- WHAT IS BEING ASKED -
Can the data below be set down again exactly, line for line?

# start of DATA EXCERPTS

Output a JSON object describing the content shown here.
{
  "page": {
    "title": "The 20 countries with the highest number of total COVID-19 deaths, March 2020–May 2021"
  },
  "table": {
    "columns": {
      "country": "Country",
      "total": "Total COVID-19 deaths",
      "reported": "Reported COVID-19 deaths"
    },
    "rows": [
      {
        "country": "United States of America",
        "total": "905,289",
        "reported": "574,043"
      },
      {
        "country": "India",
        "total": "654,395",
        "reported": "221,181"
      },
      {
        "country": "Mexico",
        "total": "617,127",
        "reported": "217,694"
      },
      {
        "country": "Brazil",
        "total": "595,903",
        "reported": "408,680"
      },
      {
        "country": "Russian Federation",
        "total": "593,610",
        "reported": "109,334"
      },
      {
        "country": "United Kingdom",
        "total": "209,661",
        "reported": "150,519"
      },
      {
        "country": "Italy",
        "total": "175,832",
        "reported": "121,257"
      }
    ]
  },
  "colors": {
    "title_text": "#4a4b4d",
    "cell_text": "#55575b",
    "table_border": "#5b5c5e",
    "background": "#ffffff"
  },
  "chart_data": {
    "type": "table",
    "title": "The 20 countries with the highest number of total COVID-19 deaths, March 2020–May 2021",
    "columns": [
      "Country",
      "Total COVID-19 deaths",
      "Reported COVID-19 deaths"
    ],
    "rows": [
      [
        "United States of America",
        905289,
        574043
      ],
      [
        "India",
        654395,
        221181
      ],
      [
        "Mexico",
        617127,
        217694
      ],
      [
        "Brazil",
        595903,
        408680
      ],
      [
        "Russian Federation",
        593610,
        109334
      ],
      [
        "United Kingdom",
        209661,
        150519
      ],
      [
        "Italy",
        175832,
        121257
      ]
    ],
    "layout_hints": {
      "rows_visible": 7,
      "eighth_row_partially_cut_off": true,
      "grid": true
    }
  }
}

# end of DATA EXCERPTS

- OUTPUT -
Output a JSON object describing the content shown here.
{
  "page": {
    "title": "The 20 countries with the highest number of total COVID-19 deaths, March 2020–May 2021"
  },
  "table": {
    "columns": {
      "country": "Country",
      "total": "Total COVID-19 deaths",
      "reported": "Reported COVID-19 deaths"
    },
    "rows": [
      {
        "country": "United States of America",
        "total": "905,289",
        "reported": "574,043"
      },
      {
        "country": "India",
        "total": "654,395",
        "reported": "221,181"
      },
      {
        "country": "Mexico",
        "total": "617,127",
        "reported": "217,694"
      },
      {
        "country": "Brazil",
        "total": "595,903",
        "reported": "408,680"
      },
      {
        "country": "Russian Federation",
        "total": "593,610",
        "reported": "109,334"
      },
      {
        "country": "United Kingdom",
        "total": "209,661",
        "reported": "150,519"
      },
      {
        "country": "Italy",
        "total": "175,832",
        "reported": "121,257"
      }
    ]
  },
  "colors": {
    "title_text": "#4a4b4d",
    "cell_text": "#55575b",
    "table_border": "#5b5c5e",
    "background": "#ffffff"
  },
  "chart_data": {
    "type": "table",
    "title": "The 20 countries with the highest number of total COVID-19 deaths, March 2020–May 2021",
    "columns": [
      "Country",
      "Total COVID-19 deaths",
      "Reported COVID-19 deaths"
    ],
    "rows": [
      [
        "United States of America",
        905289,
        574043
      ],
      [
        "India",
        654395,
        221181
      ],
      [
        "Mexico",
        617127,
        217694
      ],
      [
        "Brazil",
        595903,
        408680
      ],
      [
        "Russian Federation",
        593610,
        109334
      ],
      [
        "United Kingdom",
        209661,
        150519
      ],
      [
        "Italy",
        175832,
        121257
      ]
    ],
    "layout_hints": {
      "rows_visible": 7,
      "eighth_row_partially_cut_off": true,
      "grid": true
    }
  }
}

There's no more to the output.